Testo fornito:
- - - - - - -

La banda del Quarticciolo
Cinque sono i sensi con cui l'uomo percepisce il mondo e interagisce con esso. Cinque è il numero della saggezza, sia quella legittima che quella proibita, ma soprattutto cinque sono Gianni, Manolo, Luigi, Emiliano e Fabrizio, legati da una fedeltà fraterna nella vita come nella morte. Compagni di sventura dentro un riformatorio minorile e alleati per la sopravvivenza, i ragazzi rappresentano il prodotto di una periferia romana dove il guadagno illegale ha preso il posto del lavoro ed il riscatto sociale è rappresentato da una rapina fin troppo fortunata per essere vera. Ma non sempre cambiare vita si trasforma in un evento positivo. Inebetiti da un'enorme disponibilità economica ed inconsapevoli degli usi di una criminalità di alto livello, Gianni e compagni si lanciano in un gioco al rialzo di cui non conoscono regole e trucchi. Così, tra un traffico di droga particolarmente remunerativo, donne perennemente sull'orlo della prostituzione, alleati infedeli e la minaccia della mafia russa, i ragazzi del Quarticciolo giocano ai gangster senza pistole. I soldi non mancano così come la presunzione degli inesperti e dei deboli, ma la resa dei conti non tarda ad arrivare. La fama e la gloria hanno sempre un prezzo e per i cinque èil valore inestimabile della vita stessa.

- - - - - - -

Dati registrati:
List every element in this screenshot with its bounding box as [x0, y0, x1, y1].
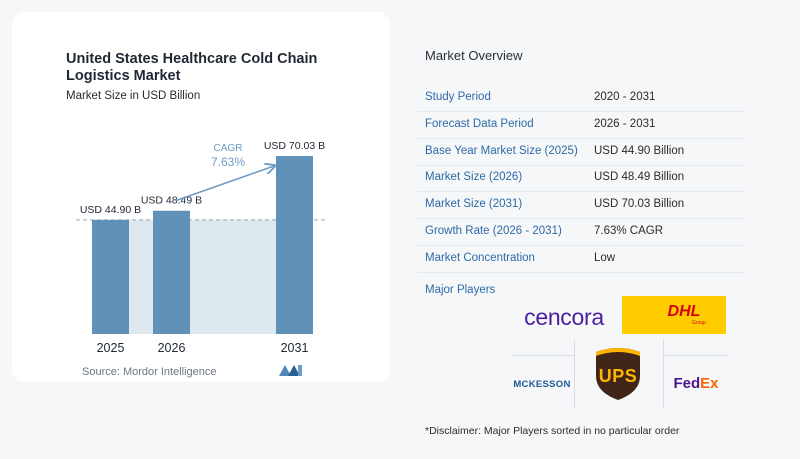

- - - - - - -

Esercizi da svolgere:
[1] Come si chiamano i cinque ragazzi nel testo sulla banda del Quarticciolo?
[2] Continua il testo sulla banda del Quarticciolo dopo la sua ultima frase.
Qui i dati non hanno alcun ruolo.

Risultati per esercizio:
[1] Gianni, Manolo, Luigi, Emiliano e Fabrizio.

[2]
Da quando Romanzo Criminale ha fatto la sua comparsa sul grande schermo, il cinema italiano sembra aver riscoperto il genere crime d'epoca. Kim Rossi Stuart, Claudio Santamaria e Pierfrancesco Favino, capitanati dal regista Michele Placido, hanno dato vita ad una vera ossessione che dal grande schermo è riuscita a contagiare anche la TV. Un'infatuazione, questa, che sotto molti aspetti sembra aver catturato l'attenzione di Franscesco Dominedò, sedotto dal brivido di un gangster nostrano per il suo personale racconto di criminalità metropolitana.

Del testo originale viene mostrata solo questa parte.